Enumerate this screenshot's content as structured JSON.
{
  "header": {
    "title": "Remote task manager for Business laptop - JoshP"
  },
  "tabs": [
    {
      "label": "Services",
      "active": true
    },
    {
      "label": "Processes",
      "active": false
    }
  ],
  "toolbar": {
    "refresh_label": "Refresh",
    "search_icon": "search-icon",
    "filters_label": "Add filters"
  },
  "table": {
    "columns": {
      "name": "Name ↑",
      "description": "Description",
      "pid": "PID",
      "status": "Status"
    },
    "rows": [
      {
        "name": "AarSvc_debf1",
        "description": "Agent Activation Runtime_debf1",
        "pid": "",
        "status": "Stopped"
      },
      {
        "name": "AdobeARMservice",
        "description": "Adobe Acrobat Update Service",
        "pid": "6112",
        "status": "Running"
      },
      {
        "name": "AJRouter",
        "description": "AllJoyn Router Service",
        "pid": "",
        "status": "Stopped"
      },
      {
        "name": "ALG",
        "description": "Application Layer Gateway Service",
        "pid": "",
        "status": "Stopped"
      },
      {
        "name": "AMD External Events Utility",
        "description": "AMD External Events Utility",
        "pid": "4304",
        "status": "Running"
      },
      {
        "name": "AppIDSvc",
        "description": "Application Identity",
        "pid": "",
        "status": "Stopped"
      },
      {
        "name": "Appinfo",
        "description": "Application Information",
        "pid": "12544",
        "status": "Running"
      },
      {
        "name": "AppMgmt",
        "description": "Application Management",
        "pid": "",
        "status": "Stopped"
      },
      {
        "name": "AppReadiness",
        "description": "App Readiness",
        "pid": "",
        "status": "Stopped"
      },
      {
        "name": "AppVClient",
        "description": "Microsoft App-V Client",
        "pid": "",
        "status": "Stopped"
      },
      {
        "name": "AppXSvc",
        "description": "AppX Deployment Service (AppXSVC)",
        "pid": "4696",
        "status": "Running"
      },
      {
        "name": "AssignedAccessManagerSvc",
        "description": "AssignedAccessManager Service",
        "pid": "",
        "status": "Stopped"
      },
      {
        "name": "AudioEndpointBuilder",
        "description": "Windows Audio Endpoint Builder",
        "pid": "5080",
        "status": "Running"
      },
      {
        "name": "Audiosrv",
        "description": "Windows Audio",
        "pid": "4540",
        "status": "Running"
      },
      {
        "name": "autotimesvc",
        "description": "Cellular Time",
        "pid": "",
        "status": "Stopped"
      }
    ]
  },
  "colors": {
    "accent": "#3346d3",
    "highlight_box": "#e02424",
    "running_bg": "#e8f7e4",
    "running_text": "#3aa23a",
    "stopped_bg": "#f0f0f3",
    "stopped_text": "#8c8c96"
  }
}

☆ ☆ ☆

Your instructions — Retype all of the material above with every character intact.

Exercise solution —
Enumerate this screenshot's content as structured JSON.
{
  "header": {
    "title": "Remote task manager for Business laptop - JoshP"
  },
  "tabs": [
    {
      "label": "Services",
      "active": true
    },
    {
      "label": "Processes",
      "active": false
    }
  ],
  "toolbar": {
    "refresh_label": "Refresh",
    "search_icon": "search-icon",
    "filters_label": "Add filters"
  },
  "table": {
    "columns": {
      "name": "Name ↑",
      "description": "Description",
      "pid": "PID",
      "status": "Status"
    },
    "rows": [
      {
        "name": "AarSvc_debf1",
        "description": "Agent Activation Runtime_debf1",
        "pid": "",
        "status": "Stopped"
      },
      {
        "name": "AdobeARMservice",
        "description": "Adobe Acrobat Update Service",
        "pid": "6112",
        "status": "Running"
      },
      {
        "name": "AJRouter",
        "description": "AllJoyn Router Service",
        "pid": "",
        "status": "Stopped"
      },
      {
        "name": "ALG",
        "description": "Application Layer Gateway Service",
        "pid": "",
        "status": "Stopped"
      },
      {
        "name": "AMD External Events Utility",
        "description": "AMD External Events Utility",
        "pid": "4304",
        "status": "Running"
      },
      {
        "name": "AppIDSvc",
        "description": "Application Identity",
        "pid": "",
        "status": "Stopped"
      },
      {
        "name": "Appinfo",
        "description": "Application Information",
        "pid": "12544",
        "status": "Running"
      },
      {
        "name": "AppMgmt",
        "description": "Application Management",
        "pid": "",
        "status": "Stopped"
      },
      {
        "name": "AppReadiness",
        "description": "App Readiness",
        "pid": "",
        "status": "Stopped"
      },
      {
        "name": "AppVClient",
        "description": "Microsoft App-V Client",
        "pid": "",
        "status": "Stopped"
      },
      {
        "name": "AppXSvc",
        "description": "AppX Deployment Service (AppXSVC)",
        "pid": "4696",
        "status": "Running"
      },
      {
        "name": "AssignedAccessManagerSvc",
        "description": "AssignedAccessManager Service",
        "pid": "",
        "status": "Stopped"
      },
      {
        "name": "AudioEndpointBuilder",
        "description": "Windows Audio Endpoint Builder",
        "pid": "5080",
        "status": "Running"
      },
      {
        "name": "Audiosrv",
        "description": "Windows Audio",
        "pid": "4540",
        "status": "Running"
      },
      {
        "name": "autotimesvc",
        "description": "Cellular Time",
        "pid": "",
        "status": "Stopped"
      }
    ]
  },
  "colors": {
    "accent": "#3346d3",
    "highlight_box": "#e02424",
    "running_bg": "#e8f7e4",
    "running_text": "#3aa23a",
    "stopped_bg": "#f0f0f3",
    "stopped_text": "#8c8c96"
  }
}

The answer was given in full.